Goal =>
Print all the data, keeping every line exactly as it is.

(Dataset items)
○ ○ ○ ○ ○ ○ ○

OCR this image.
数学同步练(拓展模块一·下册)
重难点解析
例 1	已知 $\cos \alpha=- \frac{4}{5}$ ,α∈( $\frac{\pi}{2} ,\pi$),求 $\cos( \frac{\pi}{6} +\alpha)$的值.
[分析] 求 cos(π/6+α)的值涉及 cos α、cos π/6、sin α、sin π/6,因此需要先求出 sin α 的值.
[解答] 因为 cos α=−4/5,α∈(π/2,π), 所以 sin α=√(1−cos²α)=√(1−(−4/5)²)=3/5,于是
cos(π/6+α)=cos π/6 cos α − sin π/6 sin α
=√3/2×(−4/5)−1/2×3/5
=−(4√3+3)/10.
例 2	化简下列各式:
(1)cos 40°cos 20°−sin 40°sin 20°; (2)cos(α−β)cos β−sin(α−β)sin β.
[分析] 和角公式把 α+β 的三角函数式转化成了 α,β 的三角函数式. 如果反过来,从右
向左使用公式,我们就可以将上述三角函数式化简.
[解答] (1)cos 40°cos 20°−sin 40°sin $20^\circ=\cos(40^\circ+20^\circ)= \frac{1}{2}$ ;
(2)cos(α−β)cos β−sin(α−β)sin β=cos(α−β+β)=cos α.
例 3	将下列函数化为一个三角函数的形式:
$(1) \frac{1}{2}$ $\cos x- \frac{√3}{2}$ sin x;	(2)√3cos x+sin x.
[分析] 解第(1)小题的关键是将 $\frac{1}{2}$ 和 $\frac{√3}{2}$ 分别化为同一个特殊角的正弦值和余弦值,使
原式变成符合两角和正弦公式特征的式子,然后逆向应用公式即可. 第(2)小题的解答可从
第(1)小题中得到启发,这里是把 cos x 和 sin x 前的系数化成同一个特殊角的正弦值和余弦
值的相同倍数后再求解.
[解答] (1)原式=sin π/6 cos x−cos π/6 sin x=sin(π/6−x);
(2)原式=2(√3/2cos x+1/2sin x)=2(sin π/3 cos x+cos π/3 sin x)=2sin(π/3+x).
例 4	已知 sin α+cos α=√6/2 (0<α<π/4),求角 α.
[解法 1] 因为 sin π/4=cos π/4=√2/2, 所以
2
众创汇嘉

○ ○ ○ ○ ○ ○ ○

Full response =>
OCR this image.
数学同步练(拓展模块一·下册)
重难点解析
例 1	已知 $\cos \alpha=- \frac{4}{5}$ ,α∈( $\frac{\pi}{2} ,\pi$),求 $\cos( \frac{\pi}{6} +\alpha)$的值.
[分析] 求 cos(π/6+α)的值涉及 cos α、cos π/6、sin α、sin π/6,因此需要先求出 sin α 的值.
[解答] 因为 cos α=−4/5,α∈(π/2,π), 所以 sin α=√(1−cos²α)=√(1−(−4/5)²)=3/5,于是
cos(π/6+α)=cos π/6 cos α − sin π/6 sin α
=√3/2×(−4/5)−1/2×3/5
=−(4√3+3)/10.
例 2	化简下列各式:
(1)cos 40°cos 20°−sin 40°sin 20°; (2)cos(α−β)cos β−sin(α−β)sin β.
[分析] 和角公式把 α+β 的三角函数式转化成了 α,β 的三角函数式. 如果反过来,从右
向左使用公式,我们就可以将上述三角函数式化简.
[解答] (1)cos 40°cos 20°−sin 40°sin $20^\circ=\cos(40^\circ+20^\circ)= \frac{1}{2}$ ;
(2)cos(α−β)cos β−sin(α−β)sin β=cos(α−β+β)=cos α.
例 3	将下列函数化为一个三角函数的形式:
$(1) \frac{1}{2}$ $\cos x- \frac{√3}{2}$ sin x;	(2)√3cos x+sin x.
[分析] 解第(1)小题的关键是将 $\frac{1}{2}$ 和 $\frac{√3}{2}$ 分别化为同一个特殊角的正弦值和余弦值,使
原式变成符合两角和正弦公式特征的式子,然后逆向应用公式即可. 第(2)小题的解答可从
第(1)小题中得到启发,这里是把 cos x 和 sin x 前的系数化成同一个特殊角的正弦值和余弦
值的相同倍数后再求解.
[解答] (1)原式=sin π/6 cos x−cos π/6 sin x=sin(π/6−x);
(2)原式=2(√3/2cos x+1/2sin x)=2(sin π/3 cos x+cos π/3 sin x)=2sin(π/3+x).
例 4	已知 sin α+cos α=√6/2 (0<α<π/4),求角 α.
[解法 1] 因为 sin π/4=cos π/4=√2/2, 所以
2
众创汇嘉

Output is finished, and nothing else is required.